■ Task inputs:
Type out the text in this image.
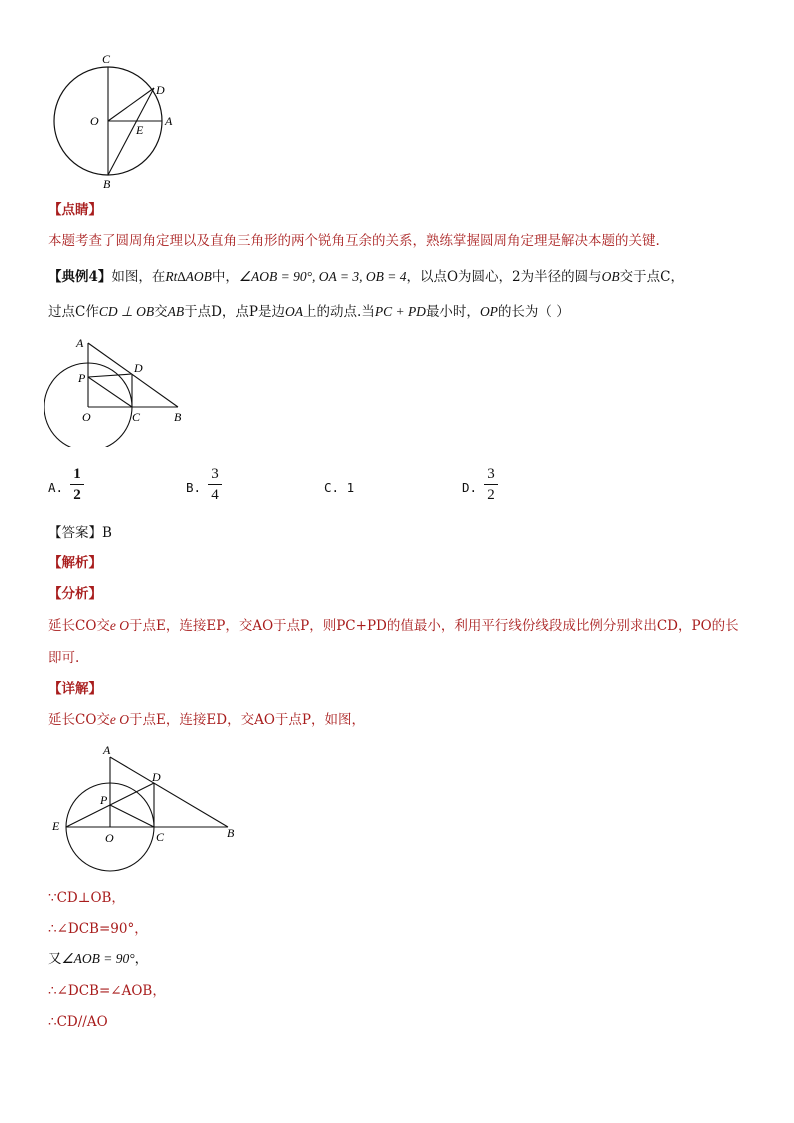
C
D
O
E
A
B
【点睛】
本题考查了圆周角定理以及直角三角形的两个锐角互余的关系，熟练掌握圆周角定理是解决本题的关键.
【典例4】如图，在Rt∆AOB中，∠AOB = 90°, OA = 3, OB = 4，以点O为圆心，2为半径的圆与OB交于点C，
过点C作CD ⊥ OB交AB于点D，点P是边OA上的动点.当PC + PD最小时，OP的长为（ ）
A
D
P
O	C	B
A.
1
2	B.
3
4	C. 1	D.
3
2
【答案】B
【解析】
【分析】
延长CO交e O于点E，连接EP，交AO于点P，则PC+PD的值最小，利用平行线份线段成比例分别求出CD，PO的长
即可.
【详解】
延长CO交e O于点E，连接ED，交AO于点P，如图，
A
D
P
E
O	C	B
∵CD⊥OB，
∴∠DCB=90°，
又∠AOB = 90°，
∴∠DCB=∠AOB，
∴CD//AO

■ Task statement: Write out every line above exactly as it is, leaving out the pictures.

■ Result of the task:
Type out the text in this image.
C
D
O
E
A
B
【点睛】
本题考查了圆周角定理以及直角三角形的两个锐角互余的关系，熟练掌握圆周角定理是解决本题的关键.
【典例4】如图，在Rt∆AOB中，∠AOB = 90°, OA = 3, OB = 4，以点O为圆心，2为半径的圆与OB交于点C，
过点C作CD ⊥ OB交AB于点D，点P是边OA上的动点.当PC + PD最小时，OP的长为（ ）
A
D
P
O	C	B
A.
1
2	B.
3
4	C. 1	D.
3
2
【答案】B
【解析】
【分析】
延长CO交e O于点E，连接EP，交AO于点P，则PC+PD的值最小，利用平行线份线段成比例分别求出CD，PO的长
即可.
【详解】
延长CO交e O于点E，连接ED，交AO于点P，如图，
A
D
P
E
O	C	B
∵CD⊥OB，
∴∠DCB=90°，
又∠AOB = 90°，
∴∠DCB=∠AOB，
∴CD//AO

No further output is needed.